Dataset items
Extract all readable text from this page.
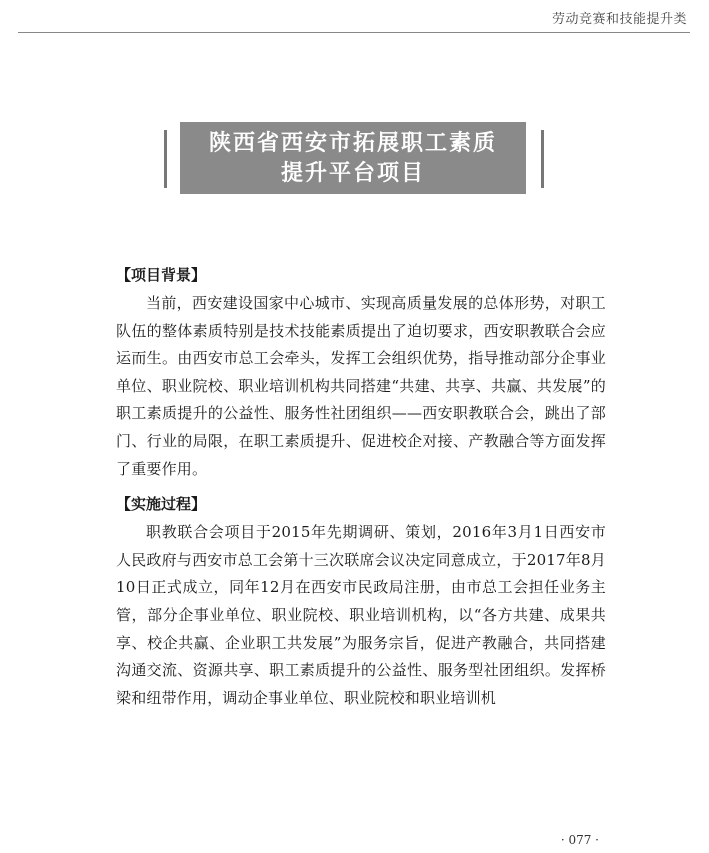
劳动竞赛和技能提升类
陕西省西安市拓展职工素质
提升平台项目

【项目背景】

当前，西安建设国家中心城市、实现高质量发展的总体形势，对职工队伍的整体素质特别是技术技能素质提出了迫切要求，西安职教联合会应运而生。由西安市总工会牵头，发挥工会组织优势，指导推动部分企事业单位、职业院校、职业培训机构共同搭建“共建、共享、共赢、共发展”的职工素质提升的公益性、服务性社团组织——西安职教联合会，跳出了部门、行业的局限，在职工素质提升、促进校企对接、产教融合等方面发挥了重要作用。

【实施过程】

职教联合会项目于2015年先期调研、策划，2016年3月1日西安市人民政府与西安市总工会第十三次联席会议决定同意成立，于2017年8月10日正式成立，同年12月在西安市民政局注册，由市总工会担任业务主管，部分企事业单位、职业院校、职业培训机构，以“各方共建、成果共享、校企共赢、企业职工共发展”为服务宗旨，促进产教融合，共同搭建沟通交流、资源共享、职工素质提升的公益性、服务型社团组织。发挥桥梁和纽带作用，调动企事业单位、职业院校和职业培训机

· 077 ·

▶ _WORK TO BE COMPLETED_:
Find the word "职业院校" in the data and copy out each line where it turns up.

▶ _TASK RESPONSE_:
当前，西安建设国家中心城市、实现高质量发展的总体形势，对职工队伍的整体素质特别是技术技能素质提出了迫切要求，西安职教联合会应运而生。由西安市总工会牵头，发挥工会组织优势，指导推动部分企事业单位、职业院校、职业培训机构共同搭建“共建、共享、共赢、共发展”的职工素质提升的公益性、服务性社团组织——西安职教联合会，跳出了部门、行业的局限，在职工素质提升、促进校企对接、产教融合等方面发挥了重要作用。
职教联合会项目于2015年先期调研、策划，2016年3月1日西安市人民政府与西安市总工会第十三次联席会议决定同意成立，于2017年8月10日正式成立，同年12月在西安市民政局注册，由市总工会担任业务主管，部分企事业单位、职业院校、职业培训机构，以“各方共建、成果共享、校企共赢、企业职工共发展”为服务宗旨，促进产教融合，共同搭建沟通交流、资源共享、职工素质提升的公益性、服务型社团组织。发挥桥梁和纽带作用，调动企事业单位、职业院校和职业培训机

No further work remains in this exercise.